■ SOURCE RECORDS ■
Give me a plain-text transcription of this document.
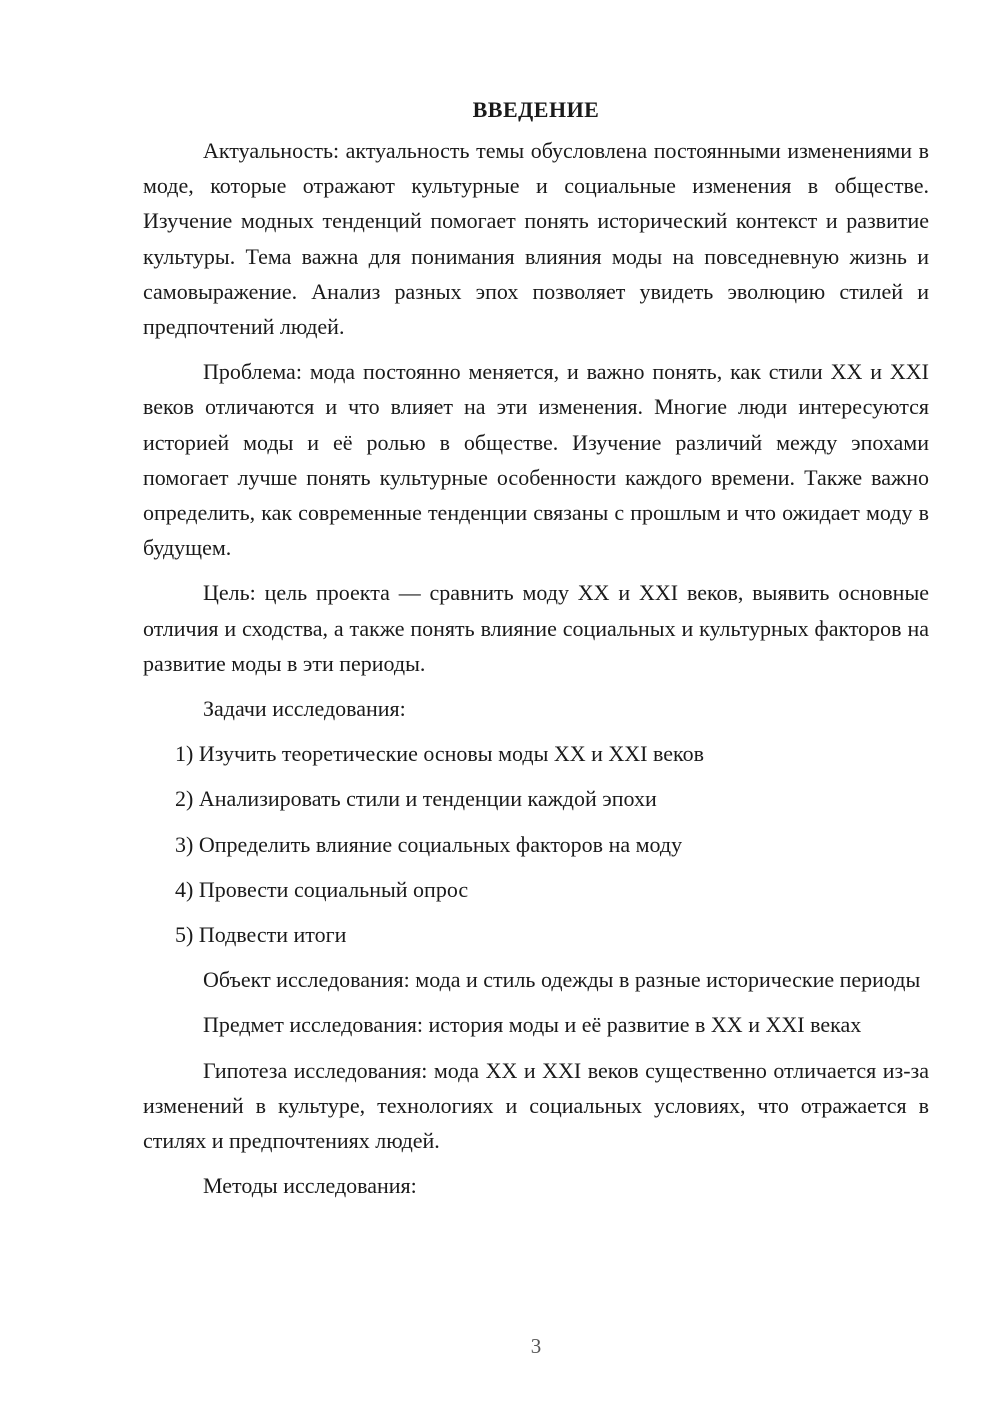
ВВЕДЕНИЕ

Актуальность: актуальность темы обусловлена постоянными изменениями в моде, которые отражают культурные и социальные изменения в обществе. Изучение модных тенденций помогает понять исторический контекст и развитие культуры. Тема важна для понимания влияния моды на повседневную жизнь и самовыражение. Анализ разных эпох позволяет увидеть эволюцию стилей и предпочтений людей.

Проблема: мода постоянно меняется, и важно понять, как стили XX и XXI веков отличаются и что влияет на эти изменения. Многие люди интересуются историей моды и её ролью в обществе. Изучение различий между эпохами помогает лучше понять культурные особенности каждого времени. Также важно определить, как современные тенденции связаны с прошлым и что ожидает моду в будущем.

Цель: цель проекта — сравнить моду XX и XXI веков, выявить основные отличия и сходства, а также понять влияние социальных и культурных факторов на развитие моды в эти периоды.

Задачи исследования:

1) Изучить теоретические основы моды XX и XXI веков
2) Анализировать стили и тенденции каждой эпохи
3) Определить влияние социальных факторов на моду
4) Провести социальный опрос
5) Подвести итоги

Объект исследования: мода и стиль одежды в разные исторические периоды

Предмет исследования: история моды и её развитие в XX и XXI веках

Гипотеза исследования: мода XX и XXI веков существенно отличается из-за изменений в культуре, технологиях и социальных условиях, что отражается в стилях и предпочтениях людей.

Методы исследования:

3
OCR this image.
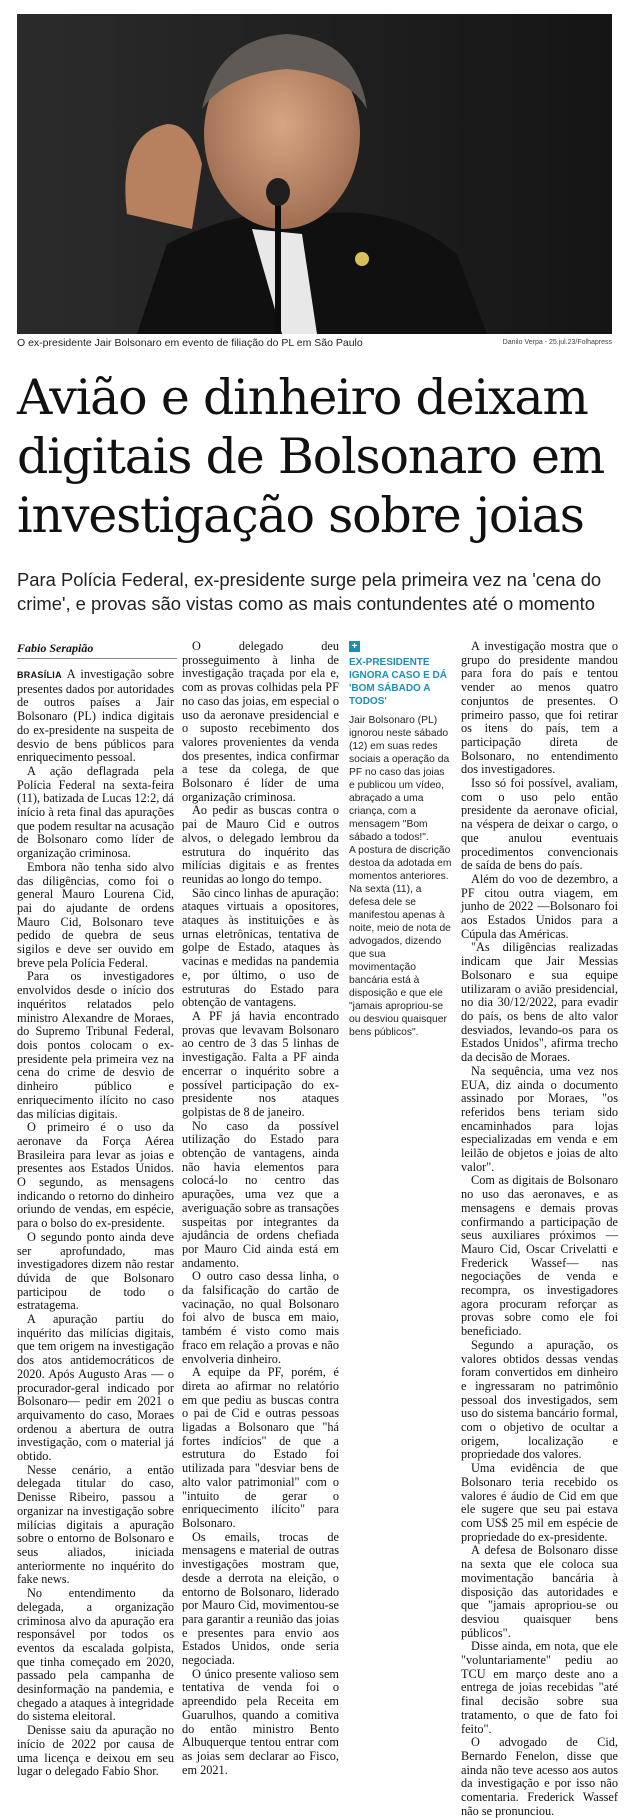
O ex-presidente Jair Bolsonaro em evento de filiação do PL em São Paulo	Danilo Verpa - 25.jul.23/Folhapress
Avião e dinheiro deixam
digitais de Bolsonaro em
investigação sobre joias
Para Polícia Federal, ex-presidente surge pela primeira vez na 'cena do
crime', e provas são vistas como as mais contundentes até o momento
Fabio Serapião

BRASÍLIA A investigação sobre presentes dados por autoridades de outros países a Jair Bolsonaro (PL) indica digitais do ex-presidente na suspeita de desvio de bens públicos para enriquecimento pessoal.

A ação deflagrada pela Polícia Federal na sexta-feira (11), batizada de Lucas 12:2, dá início à reta final das apurações que podem resultar na acusação de Bolsonaro como líder de organização criminosa.

Embora não tenha sido alvo das diligências, como foi o general Mauro Lourena Cid, pai do ajudante de ordens Mauro Cid, Bolsonaro teve pedido de quebra de seus sigilos e deve ser ouvido em breve pela Polícia Federal.

Para os investigadores envolvidos desde o início dos inquéritos relatados pelo ministro Alexandre de Moraes, do Supremo Tribunal Federal, dois pontos colocam o ex-presidente pela primeira vez na cena do crime de desvio de dinheiro público e enriquecimento ilícito no caso das milícias digitais.

O primeiro é o uso da aeronave da Força Aérea Brasileira para levar as joias e presentes aos Estados Unidos. O segundo, as mensagens indicando o retorno do dinheiro oriundo de vendas, em espécie, para o bolso do ex-presidente.

O segundo ponto ainda deve ser aprofundado, mas investigadores dizem não restar dúvida de que Bolsonaro participou de todo o estratagema.

A apuração partiu do inquérito das milícias digitais, que tem origem na investigação dos atos antidemocráticos de 2020. Após Augusto Aras — o procurador-geral indicado por Bolsonaro— pedir em 2021 o arquivamento do caso, Moraes ordenou a abertura de outra investigação, com o material já obtido.

Nesse cenário, a então delegada titular do caso, Denisse Ribeiro, passou a organizar na investigação sobre milícias digitais a apuração sobre o entorno de Bolsonaro e seus aliados, iniciada anteriormente no inquérito do fake news.

No entendimento da delegada, a organização criminosa alvo da apuração era responsável por todos os eventos da escalada golpista, que tinha começado em 2020, passado pela campanha de desinformação na pandemia, e chegado a ataques à integridade do sistema eleitoral.

Denisse saiu da apuração no início de 2022 por causa de uma licença e deixou em seu lugar o delegado Fabio Shor.

O delegado deu prosseguimento à linha de investigação traçada por ela e, com as provas colhidas pela PF no caso das joias, em especial o uso da aeronave presidencial e o suposto recebimento dos valores provenientes da venda dos presentes, indica confirmar a tese da colega, de que Bolsonaro é líder de uma organização criminosa.

Ao pedir as buscas contra o pai de Mauro Cid e outros alvos, o delegado lembrou da estrutura do inquérito das milícias digitais e as frentes reunidas ao longo do tempo.

São cinco linhas de apuração: ataques virtuais a opositores, ataques às instituições e às urnas eletrônicas, tentativa de golpe de Estado, ataques às vacinas e medidas na pandemia e, por último, o uso de estruturas do Estado para obtenção de vantagens.

A PF já havia encontrado provas que levavam Bolsonaro ao centro de 3 das 5 linhas de investigação. Falta a PF ainda encerrar o inquérito sobre a possível participação do ex-presidente nos ataques golpistas de 8 de janeiro.

No caso da possível utilização do Estado para obtenção de vantagens, ainda não havia elementos para colocá-lo no centro das apurações, uma vez que a averiguação sobre as transações suspeitas por integrantes da ajudância de ordens chefiada por Mauro Cid ainda está em andamento.

O outro caso dessa linha, o da falsificação do cartão de vacinação, no qual Bolsonaro foi alvo de busca em maio, também é visto como mais fraco em relação a provas e não envolveria dinheiro.

A equipe da PF, porém, é direta ao afirmar no relatório em que pediu as buscas contra o pai de Cid e outras pessoas ligadas a Bolsonaro que "há fortes indícios" de que a estrutura do Estado foi utilizada para "desviar bens de alto valor patrimonial" com o "intuito de gerar o enriquecimento ilícito" para Bolsonaro.

Os emails, trocas de mensagens e material de outras investigações mostram que, desde a derrota na eleição, o entorno de Bolsonaro, liderado por Mauro Cid, movimentou-se para garantir a reunião das joias e presentes para envio aos Estados Unidos, onde seria negociada.

O único presente valioso sem tentativa de venda foi o apreendido pela Receita em Guarulhos, quando a comitiva do então ministro Bento Albuquerque tentou entrar com as joias sem declarar ao Fisco, em 2021.

+
EX-PRESIDENTE IGNORA CASO E DÁ 'BOM SÁBADO A TODOS'

Jair Bolsonaro (PL) ignorou neste sábado (12) em suas redes sociais a operação da PF no caso das joias e publicou um vídeo, abraçado a uma criança, com a mensagem "Bom sábado a todos!".

A postura de discrição destoa da adotada em momentos anteriores.

Na sexta (11), a defesa dele se manifestou apenas à noite, meio de nota de advogados, dizendo que sua movimentação bancária está à disposição e que ele "jamais apropriou-se ou desviou quaisquer bens públicos".

A investigação mostra que o grupo do presidente mandou para fora do país e tentou vender ao menos quatro conjuntos de presentes. O primeiro passo, que foi retirar os itens do país, tem a participação direta de Bolsonaro, no entendimento dos investigadores.

Isso só foi possível, avaliam, com o uso pelo então presidente da aeronave oficial, na véspera de deixar o cargo, o que anulou eventuais procedimentos convencionais de saída de bens do país.

Além do voo de dezembro, a PF citou outra viagem, em junho de 2022 —Bolsonaro foi aos Estados Unidos para a Cúpula das Américas.

"As diligências realizadas indicam que Jair Messias Bolsonaro e sua equipe utilizaram o avião presidencial, no dia 30/12/2022, para evadir do país, os bens de alto valor desviados, levando-os para os Estados Unidos", afirma trecho da decisão de Moraes.

Na sequência, uma vez nos EUA, diz ainda o documento assinado por Moraes, "os referidos bens teriam sido encaminhados para lojas especializadas em venda e em leilão de objetos e joias de alto valor".

Com as digitais de Bolsonaro no uso das aeronaves, e as mensagens e demais provas confirmando a participação de seus auxiliares próximos — Mauro Cid, Oscar Crivelatti e Frederick Wassef— nas negociações de venda e recompra, os investigadores agora procuram reforçar as provas sobre como ele foi beneficiado.

Segundo a apuração, os valores obtidos dessas vendas foram convertidos em dinheiro e ingressaram no patrimônio pessoal dos investigados, sem uso do sistema bancário formal, com o objetivo de ocultar a origem, localização e propriedade dos valores.

Uma evidência de que Bolsonaro teria recebido os valores é áudio de Cid em que ele sugere que seu pai estava com US$ 25 mil em espécie de propriedade do ex-presidente.

A defesa de Bolsonaro disse na sexta que ele coloca sua movimentação bancária à disposição das autoridades e que "jamais apropriou-se ou desviou quaisquer bens públicos".

Disse ainda, em nota, que ele "voluntariamente" pediu ao TCU em março deste ano a entrega de joias recebidas "até final decisão sobre sua tratamento, o que de fato foi feito".

O advogado de Cid, Bernardo Fenelon, disse que ainda não teve acesso aos autos da investigação e por isso não comentaria. Frederick Wassef não se pronunciou.
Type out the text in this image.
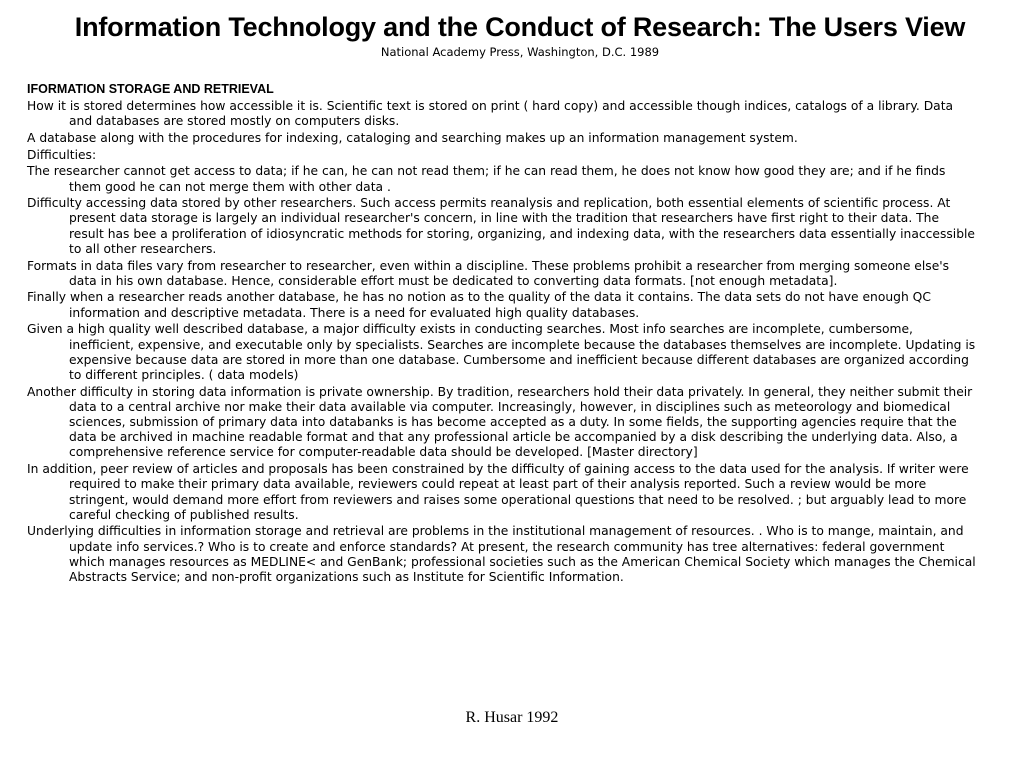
Information Technology and the Conduct of Research: The Users View
National Academy Press, Washington, D.C. 1989
IFORMATION STORAGE AND RETRIEVAL

How it is stored determines how accessible it is. Scientific text is stored on print ( hard copy) and accessible though indices, catalogs of a library. Data and databases are stored mostly on computers disks.

A database along with the procedures for indexing, cataloging and searching makes up an information management system.

Difficulties:

The researcher cannot get access to data; if he can, he can not read them; if he can read them, he does not know how good they are; and if he finds them good he can not merge them with other data .

Difficulty accessing data stored by other researchers. Such access permits reanalysis and replication, both essential elements of scientific process. At present data storage is largely an individual researcher's concern, in line with the tradition that researchers have first right to their data. The result has bee a proliferation of idiosyncratic methods for storing, organizing, and indexing data, with the researchers data essentially inaccessible to all other researchers.

Formats in data files vary from researcher to researcher, even within a discipline. These problems prohibit a researcher from merging someone else's data in his own database. Hence, considerable effort must be dedicated to converting data formats. [not enough metadata].

Finally when a researcher reads another database, he has no notion as to the quality of the data it contains. The data sets do not have enough QC information and descriptive metadata. There is a need for evaluated high quality databases.

Given a high quality well described database, a major difficulty exists in conducting searches. Most info searches are incomplete, cumbersome, inefficient, expensive, and executable only by specialists. Searches are incomplete because the databases themselves are incomplete. Updating is expensive because data are stored in more than one database. Cumbersome and inefficient because different databases are organized according to different principles. ( data models)

Another difficulty in storing data information is private ownership. By tradition, researchers hold their data privately. In general, they neither submit their data to a central archive nor make their data available via computer. Increasingly, however, in disciplines such as meteorology and biomedical sciences, submission of primary data into databanks is has become accepted as a duty. In some fields, the supporting agencies require that the data be archived in machine readable format and that any professional article be accompanied by a disk describing the underlying data. Also, a comprehensive reference service for computer-readable data should be developed. [Master directory]

In addition, peer review of articles and proposals has been constrained by the difficulty of gaining access to the data used for the analysis. If writer were required to make their primary data available, reviewers could repeat at least part of their analysis reported. Such a review would be more stringent, would demand more effort from reviewers and raises some operational questions that need to be resolved. ; but arguably lead to more careful checking of published results.

Underlying difficulties in information storage and retrieval are problems in the institutional management of resources. . Who is to mange, maintain, and update info services.? Who is to create and enforce standards? At present, the research community has tree alternatives: federal government which manages resources as MEDLINE< and GenBank; professional societies such as the American Chemical Society which manages the Chemical Abstracts Service; and non-profit organizations such as Institute for Scientific Information.

R. Husar 1992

■ THE EXERCISE ■
Copy out every line that includes the word "sido".

■ ANSWER TO THIS TASK ■
Embora não tenha sido alvo das diligências, como foi o general Mauro Lourena Cid, pai do ajudante de ordens Mauro Cid, Bolsonaro teve pedido de quebra de seus sigilos e deve ser ouvido em breve pela Polícia Federal.
Na sequência, uma vez nos EUA, diz ainda o documento assinado por Moraes, "os referidos bens teriam sido encaminhados para lojas especializadas em venda e em leilão de objetos e joias de alto valor".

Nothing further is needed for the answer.